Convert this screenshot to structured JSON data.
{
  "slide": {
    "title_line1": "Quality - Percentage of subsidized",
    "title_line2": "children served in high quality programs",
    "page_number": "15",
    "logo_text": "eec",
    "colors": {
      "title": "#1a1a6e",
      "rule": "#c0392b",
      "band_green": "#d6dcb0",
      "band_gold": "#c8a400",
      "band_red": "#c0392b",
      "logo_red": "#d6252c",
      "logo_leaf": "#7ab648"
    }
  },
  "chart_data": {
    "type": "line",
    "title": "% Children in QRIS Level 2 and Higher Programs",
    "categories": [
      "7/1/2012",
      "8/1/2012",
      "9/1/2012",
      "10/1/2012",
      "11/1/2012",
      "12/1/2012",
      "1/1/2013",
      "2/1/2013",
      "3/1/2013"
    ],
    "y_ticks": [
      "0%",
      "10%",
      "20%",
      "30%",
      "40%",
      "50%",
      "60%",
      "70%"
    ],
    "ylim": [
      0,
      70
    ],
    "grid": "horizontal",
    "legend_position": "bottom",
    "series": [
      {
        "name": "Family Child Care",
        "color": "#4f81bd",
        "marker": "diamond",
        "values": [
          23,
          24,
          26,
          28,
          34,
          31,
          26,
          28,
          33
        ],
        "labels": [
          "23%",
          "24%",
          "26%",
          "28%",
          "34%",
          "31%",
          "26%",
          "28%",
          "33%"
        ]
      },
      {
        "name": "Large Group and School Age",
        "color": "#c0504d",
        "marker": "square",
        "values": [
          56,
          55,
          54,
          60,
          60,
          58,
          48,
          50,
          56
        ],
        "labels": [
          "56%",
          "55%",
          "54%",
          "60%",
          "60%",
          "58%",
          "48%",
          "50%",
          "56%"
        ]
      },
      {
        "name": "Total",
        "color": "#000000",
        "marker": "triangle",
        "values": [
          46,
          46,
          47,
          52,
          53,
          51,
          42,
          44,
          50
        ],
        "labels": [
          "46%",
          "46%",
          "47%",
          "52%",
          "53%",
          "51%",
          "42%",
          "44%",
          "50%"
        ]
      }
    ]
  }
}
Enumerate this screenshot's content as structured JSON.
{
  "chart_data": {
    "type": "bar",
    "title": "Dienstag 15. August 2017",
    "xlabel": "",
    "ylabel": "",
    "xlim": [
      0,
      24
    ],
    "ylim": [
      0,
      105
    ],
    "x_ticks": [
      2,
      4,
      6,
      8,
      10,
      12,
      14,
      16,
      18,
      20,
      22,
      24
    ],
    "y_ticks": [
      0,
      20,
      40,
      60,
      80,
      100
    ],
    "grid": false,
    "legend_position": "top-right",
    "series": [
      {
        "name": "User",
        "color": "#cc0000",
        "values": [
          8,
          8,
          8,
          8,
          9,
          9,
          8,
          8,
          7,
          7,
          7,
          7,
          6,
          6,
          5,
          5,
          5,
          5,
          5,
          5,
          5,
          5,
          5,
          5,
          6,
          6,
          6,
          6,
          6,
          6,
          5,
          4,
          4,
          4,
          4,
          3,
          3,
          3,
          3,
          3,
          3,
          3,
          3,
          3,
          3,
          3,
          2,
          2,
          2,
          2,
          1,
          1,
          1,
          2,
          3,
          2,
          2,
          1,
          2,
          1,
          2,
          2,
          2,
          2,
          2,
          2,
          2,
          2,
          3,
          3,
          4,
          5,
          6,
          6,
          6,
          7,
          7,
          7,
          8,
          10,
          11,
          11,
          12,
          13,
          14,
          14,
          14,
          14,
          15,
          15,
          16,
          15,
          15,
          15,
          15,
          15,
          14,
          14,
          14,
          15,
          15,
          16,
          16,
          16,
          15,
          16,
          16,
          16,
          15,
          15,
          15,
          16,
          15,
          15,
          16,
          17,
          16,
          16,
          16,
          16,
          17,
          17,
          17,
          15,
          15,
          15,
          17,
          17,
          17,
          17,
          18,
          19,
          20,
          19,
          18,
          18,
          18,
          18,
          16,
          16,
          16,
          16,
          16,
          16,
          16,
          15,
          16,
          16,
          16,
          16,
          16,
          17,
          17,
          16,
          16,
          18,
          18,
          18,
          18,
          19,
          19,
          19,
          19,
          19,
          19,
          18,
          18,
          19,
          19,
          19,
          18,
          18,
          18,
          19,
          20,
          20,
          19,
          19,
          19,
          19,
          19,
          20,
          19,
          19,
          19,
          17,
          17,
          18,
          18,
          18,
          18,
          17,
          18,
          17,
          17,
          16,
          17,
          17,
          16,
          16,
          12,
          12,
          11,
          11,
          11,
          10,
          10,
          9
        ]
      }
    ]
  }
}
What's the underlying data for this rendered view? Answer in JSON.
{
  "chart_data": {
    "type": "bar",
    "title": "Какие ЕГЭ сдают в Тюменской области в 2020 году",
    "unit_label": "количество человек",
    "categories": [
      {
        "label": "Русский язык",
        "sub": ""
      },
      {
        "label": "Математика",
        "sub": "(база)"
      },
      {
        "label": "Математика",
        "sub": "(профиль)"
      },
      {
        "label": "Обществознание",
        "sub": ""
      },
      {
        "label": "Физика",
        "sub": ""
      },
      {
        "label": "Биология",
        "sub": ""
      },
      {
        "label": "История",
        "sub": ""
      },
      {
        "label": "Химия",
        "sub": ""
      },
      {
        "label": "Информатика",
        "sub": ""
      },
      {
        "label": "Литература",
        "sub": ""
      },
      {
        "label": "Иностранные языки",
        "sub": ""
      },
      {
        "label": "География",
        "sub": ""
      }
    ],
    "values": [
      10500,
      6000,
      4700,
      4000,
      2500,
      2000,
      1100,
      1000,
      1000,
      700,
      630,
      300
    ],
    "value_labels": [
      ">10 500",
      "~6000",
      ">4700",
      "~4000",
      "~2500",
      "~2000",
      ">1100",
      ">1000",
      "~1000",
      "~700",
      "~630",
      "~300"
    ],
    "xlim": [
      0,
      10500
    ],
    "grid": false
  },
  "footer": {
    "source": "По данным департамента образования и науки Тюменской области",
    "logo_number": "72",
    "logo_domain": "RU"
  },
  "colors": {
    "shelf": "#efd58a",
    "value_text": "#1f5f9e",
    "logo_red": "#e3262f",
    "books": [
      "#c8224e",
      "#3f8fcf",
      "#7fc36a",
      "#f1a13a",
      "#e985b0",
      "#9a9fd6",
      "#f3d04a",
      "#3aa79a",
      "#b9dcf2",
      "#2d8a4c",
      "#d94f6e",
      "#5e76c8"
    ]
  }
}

- - - - -

**SET PROBLEM:** Could you quote the material above in full, exactly as it stands?

**WRITTEN REPLY:**
Convert this screenshot to structured JSON data.
{
  "slide": {
    "title_line1": "Quality - Percentage of subsidized",
    "title_line2": "children served in high quality programs",
    "page_number": "15",
    "logo_text": "eec",
    "colors": {
      "title": "#1a1a6e",
      "rule": "#c0392b",
      "band_green": "#d6dcb0",
      "band_gold": "#c8a400",
      "band_red": "#c0392b",
      "logo_red": "#d6252c",
      "logo_leaf": "#7ab648"
    }
  },
  "chart_data": {
    "type": "line",
    "title": "% Children in QRIS Level 2 and Higher Programs",
    "categories": [
      "7/1/2012",
      "8/1/2012",
      "9/1/2012",
      "10/1/2012",
      "11/1/2012",
      "12/1/2012",
      "1/1/2013",
      "2/1/2013",
      "3/1/2013"
    ],
    "y_ticks": [
      "0%",
      "10%",
      "20%",
      "30%",
      "40%",
      "50%",
      "60%",
      "70%"
    ],
    "ylim": [
      0,
      70
    ],
    "grid": "horizontal",
    "legend_position": "bottom",
    "series": [
      {
        "name": "Family Child Care",
        "color": "#4f81bd",
        "marker": "diamond",
        "values": [
          23,
          24,
          26,
          28,
          34,
          31,
          26,
          28,
          33
        ],
        "labels": [
          "23%",
          "24%",
          "26%",
          "28%",
          "34%",
          "31%",
          "26%",
          "28%",
          "33%"
        ]
      },
      {
        "name": "Large Group and School Age",
        "color": "#c0504d",
        "marker": "square",
        "values": [
          56,
          55,
          54,
          60,
          60,
          58,
          48,
          50,
          56
        ],
        "labels": [
          "56%",
          "55%",
          "54%",
          "60%",
          "60%",
          "58%",
          "48%",
          "50%",
          "56%"
        ]
      },
      {
        "name": "Total",
        "color": "#000000",
        "marker": "triangle",
        "values": [
          46,
          46,
          47,
          52,
          53,
          51,
          42,
          44,
          50
        ],
        "labels": [
          "46%",
          "46%",
          "47%",
          "52%",
          "53%",
          "51%",
          "42%",
          "44%",
          "50%"
        ]
      }
    ]
  }
}
Enumerate this screenshot's content as structured JSON.
{
  "chart_data": {
    "type": "bar",
    "title": "Dienstag 15. August 2017",
    "xlabel": "",
    "ylabel": "",
    "xlim": [
      0,
      24
    ],
    "ylim": [
      0,
      105
    ],
    "x_ticks": [
      2,
      4,
      6,
      8,
      10,
      12,
      14,
      16,
      18,
      20,
      22,
      24
    ],
    "y_ticks": [
      0,
      20,
      40,
      60,
      80,
      100
    ],
    "grid": false,
    "legend_position": "top-right",
    "series": [
      {
        "name": "User",
        "color": "#cc0000",
        "values": [
          8,
          8,
          8,
          8,
          9,
          9,
          8,
          8,
          7,
          7,
          7,
          7,
          6,
          6,
          5,
          5,
          5,
          5,
          5,
          5,
          5,
          5,
          5,
          5,
          6,
          6,
          6,
          6,
          6,
          6,
          5,
          4,
          4,
          4,
          4,
          3,
          3,
          3,
          3,
          3,
          3,
          3,
          3,
          3,
          3,
          3,
          2,
          2,
          2,
          2,
          1,
          1,
          1,
          2,
          3,
          2,
          2,
          1,
          2,
          1,
          2,
          2,
          2,
          2,
          2,
          2,
          2,
          2,
          3,
          3,
          4,
          5,
          6,
          6,
          6,
          7,
          7,
          7,
          8,
          10,
          11,
          11,
          12,
          13,
          14,
          14,
          14,
          14,
          15,
          15,
          16,
          15,
          15,
          15,
          15,
          15,
          14,
          14,
          14,
          15,
          15,
          16,
          16,
          16,
          15,
          16,
          16,
          16,
          15,
          15,
          15,
          16,
          15,
          15,
          16,
          17,
          16,
          16,
          16,
          16,
          17,
          17,
          17,
          15,
          15,
          15,
          17,
          17,
          17,
          17,
          18,
          19,
          20,
          19,
          18,
          18,
          18,
          18,
          16,
          16,
          16,
          16,
          16,
          16,
          16,
          15,
          16,
          16,
          16,
          16,
          16,
          17,
          17,
          16,
          16,
          18,
          18,
          18,
          18,
          19,
          19,
          19,
          19,
          19,
          19,
          18,
          18,
          19,
          19,
          19,
          18,
          18,
          18,
          19,
          20,
          20,
          19,
          19,
          19,
          19,
          19,
          20,
          19,
          19,
          19,
          17,
          17,
          18,
          18,
          18,
          18,
          17,
          18,
          17,
          17,
          16,
          17,
          17,
          16,
          16,
          12,
          12,
          11,
          11,
          11,
          10,
          10,
          9
        ]
      }
    ]
  }
}
What's the underlying data for this rendered view? Answer in JSON.
{
  "chart_data": {
    "type": "bar",
    "title": "Какие ЕГЭ сдают в Тюменской области в 2020 году",
    "unit_label": "количество человек",
    "categories": [
      {
        "label": "Русский язык",
        "sub": ""
      },
      {
        "label": "Математика",
        "sub": "(база)"
      },
      {
        "label": "Математика",
        "sub": "(профиль)"
      },
      {
        "label": "Обществознание",
        "sub": ""
      },
      {
        "label": "Физика",
        "sub": ""
      },
      {
        "label": "Биология",
        "sub": ""
      },
      {
        "label": "История",
        "sub": ""
      },
      {
        "label": "Химия",
        "sub": ""
      },
      {
        "label": "Информатика",
        "sub": ""
      },
      {
        "label": "Литература",
        "sub": ""
      },
      {
        "label": "Иностранные языки",
        "sub": ""
      },
      {
        "label": "География",
        "sub": ""
      }
    ],
    "values": [
      10500,
      6000,
      4700,
      4000,
      2500,
      2000,
      1100,
      1000,
      1000,
      700,
      630,
      300
    ],
    "value_labels": [
      ">10 500",
      "~6000",
      ">4700",
      "~4000",
      "~2500",
      "~2000",
      ">1100",
      ">1000",
      "~1000",
      "~700",
      "~630",
      "~300"
    ],
    "xlim": [
      0,
      10500
    ],
    "grid": false
  },
  "footer": {
    "source": "По данным департамента образования и науки Тюменской области",
    "logo_number": "72",
    "logo_domain": "RU"
  },
  "colors": {
    "shelf": "#efd58a",
    "value_text": "#1f5f9e",
    "logo_red": "#e3262f",
    "books": [
      "#c8224e",
      "#3f8fcf",
      "#7fc36a",
      "#f1a13a",
      "#e985b0",
      "#9a9fd6",
      "#f3d04a",
      "#3aa79a",
      "#b9dcf2",
      "#2d8a4c",
      "#d94f6e",
      "#5e76c8"
    ]
  }
}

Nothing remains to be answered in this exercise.